§ **Task prompt**
Show every line containing "rate" by copying it.

━━ Extracted records

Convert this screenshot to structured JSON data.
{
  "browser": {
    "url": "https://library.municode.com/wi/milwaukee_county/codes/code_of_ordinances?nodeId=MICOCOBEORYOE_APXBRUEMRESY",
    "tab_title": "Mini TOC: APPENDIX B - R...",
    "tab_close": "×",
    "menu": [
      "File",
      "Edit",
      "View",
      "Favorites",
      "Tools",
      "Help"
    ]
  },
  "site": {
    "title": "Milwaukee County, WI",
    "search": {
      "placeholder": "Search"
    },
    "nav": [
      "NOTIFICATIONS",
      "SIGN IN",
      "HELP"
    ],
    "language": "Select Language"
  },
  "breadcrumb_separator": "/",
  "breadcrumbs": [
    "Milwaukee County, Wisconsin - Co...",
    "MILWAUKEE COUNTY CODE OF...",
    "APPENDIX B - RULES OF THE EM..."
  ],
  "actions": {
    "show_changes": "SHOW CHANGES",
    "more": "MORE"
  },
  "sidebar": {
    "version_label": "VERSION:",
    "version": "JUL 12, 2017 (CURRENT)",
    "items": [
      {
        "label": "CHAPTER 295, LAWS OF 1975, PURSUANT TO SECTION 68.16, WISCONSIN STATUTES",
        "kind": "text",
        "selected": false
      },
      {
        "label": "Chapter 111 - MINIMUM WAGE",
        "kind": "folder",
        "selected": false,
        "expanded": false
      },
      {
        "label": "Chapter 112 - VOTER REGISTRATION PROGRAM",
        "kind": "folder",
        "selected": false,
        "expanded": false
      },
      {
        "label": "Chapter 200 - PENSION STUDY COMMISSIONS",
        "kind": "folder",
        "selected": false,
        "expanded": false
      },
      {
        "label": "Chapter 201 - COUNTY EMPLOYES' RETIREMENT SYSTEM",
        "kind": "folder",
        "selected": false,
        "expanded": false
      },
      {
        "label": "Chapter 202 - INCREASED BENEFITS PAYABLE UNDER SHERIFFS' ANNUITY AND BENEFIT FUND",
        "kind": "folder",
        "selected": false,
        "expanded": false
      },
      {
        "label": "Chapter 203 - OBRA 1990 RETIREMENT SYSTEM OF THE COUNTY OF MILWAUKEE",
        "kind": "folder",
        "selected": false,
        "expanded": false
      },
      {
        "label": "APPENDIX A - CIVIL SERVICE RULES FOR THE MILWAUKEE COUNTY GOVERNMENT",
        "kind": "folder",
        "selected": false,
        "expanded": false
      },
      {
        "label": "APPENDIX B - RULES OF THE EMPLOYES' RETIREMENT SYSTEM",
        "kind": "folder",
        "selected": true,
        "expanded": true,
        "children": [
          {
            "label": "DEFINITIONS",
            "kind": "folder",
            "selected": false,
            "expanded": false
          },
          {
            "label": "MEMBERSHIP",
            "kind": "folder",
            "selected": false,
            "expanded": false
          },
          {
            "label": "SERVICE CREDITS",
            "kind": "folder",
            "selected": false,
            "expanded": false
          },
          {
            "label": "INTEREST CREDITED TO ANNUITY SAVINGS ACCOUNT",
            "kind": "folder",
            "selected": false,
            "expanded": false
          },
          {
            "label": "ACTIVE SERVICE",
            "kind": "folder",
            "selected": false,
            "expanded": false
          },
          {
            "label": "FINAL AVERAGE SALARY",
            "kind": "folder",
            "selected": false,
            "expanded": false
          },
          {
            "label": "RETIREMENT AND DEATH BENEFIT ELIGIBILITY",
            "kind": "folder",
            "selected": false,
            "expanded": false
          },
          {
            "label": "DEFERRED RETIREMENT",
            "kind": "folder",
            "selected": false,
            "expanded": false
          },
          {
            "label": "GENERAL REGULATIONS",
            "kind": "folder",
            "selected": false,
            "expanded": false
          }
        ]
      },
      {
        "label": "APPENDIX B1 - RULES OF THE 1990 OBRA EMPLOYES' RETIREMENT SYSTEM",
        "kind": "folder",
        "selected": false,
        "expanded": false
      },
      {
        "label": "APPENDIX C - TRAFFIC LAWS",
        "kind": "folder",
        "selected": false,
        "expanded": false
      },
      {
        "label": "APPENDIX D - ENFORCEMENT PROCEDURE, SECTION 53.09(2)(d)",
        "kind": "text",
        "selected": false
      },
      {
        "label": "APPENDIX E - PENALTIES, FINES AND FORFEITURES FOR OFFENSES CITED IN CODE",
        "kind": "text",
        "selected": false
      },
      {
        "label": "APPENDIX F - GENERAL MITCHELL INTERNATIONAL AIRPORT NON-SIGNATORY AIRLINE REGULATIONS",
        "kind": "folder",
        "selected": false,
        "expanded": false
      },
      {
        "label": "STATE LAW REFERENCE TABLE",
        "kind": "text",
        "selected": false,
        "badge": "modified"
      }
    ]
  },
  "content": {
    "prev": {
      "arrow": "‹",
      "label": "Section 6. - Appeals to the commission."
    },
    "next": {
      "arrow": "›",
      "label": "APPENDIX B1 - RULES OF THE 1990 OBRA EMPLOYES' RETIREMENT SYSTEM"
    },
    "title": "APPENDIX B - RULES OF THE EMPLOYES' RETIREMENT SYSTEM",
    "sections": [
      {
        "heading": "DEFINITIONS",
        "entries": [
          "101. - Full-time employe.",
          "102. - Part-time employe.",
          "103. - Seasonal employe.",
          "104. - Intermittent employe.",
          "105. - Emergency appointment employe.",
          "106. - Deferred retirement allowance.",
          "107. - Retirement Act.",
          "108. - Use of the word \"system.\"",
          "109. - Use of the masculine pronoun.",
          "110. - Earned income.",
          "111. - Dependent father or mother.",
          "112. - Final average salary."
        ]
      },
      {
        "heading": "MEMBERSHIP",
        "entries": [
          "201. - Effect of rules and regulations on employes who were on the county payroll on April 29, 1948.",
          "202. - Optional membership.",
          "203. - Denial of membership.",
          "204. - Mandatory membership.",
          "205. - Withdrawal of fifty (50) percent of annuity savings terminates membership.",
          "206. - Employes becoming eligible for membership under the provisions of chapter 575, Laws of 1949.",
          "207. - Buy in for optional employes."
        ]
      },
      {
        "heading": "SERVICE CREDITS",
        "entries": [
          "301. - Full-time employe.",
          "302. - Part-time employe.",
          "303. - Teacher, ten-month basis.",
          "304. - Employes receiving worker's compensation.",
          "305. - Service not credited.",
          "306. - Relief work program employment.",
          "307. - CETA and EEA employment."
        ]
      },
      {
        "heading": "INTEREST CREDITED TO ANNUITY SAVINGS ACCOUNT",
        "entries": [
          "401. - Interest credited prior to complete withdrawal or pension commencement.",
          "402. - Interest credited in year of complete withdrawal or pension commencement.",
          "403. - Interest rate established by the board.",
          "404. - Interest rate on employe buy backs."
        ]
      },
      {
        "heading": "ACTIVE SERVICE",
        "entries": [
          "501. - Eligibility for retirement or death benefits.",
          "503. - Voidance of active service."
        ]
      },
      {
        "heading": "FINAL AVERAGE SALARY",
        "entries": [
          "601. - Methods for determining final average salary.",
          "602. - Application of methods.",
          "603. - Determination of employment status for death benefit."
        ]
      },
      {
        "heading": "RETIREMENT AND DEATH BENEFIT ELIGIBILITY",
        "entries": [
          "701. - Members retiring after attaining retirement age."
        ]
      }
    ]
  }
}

━━━━

§ **Response to this exercise**
          "403. - Interest rate established by the board.",
          "404. - Interest rate on employe buy backs."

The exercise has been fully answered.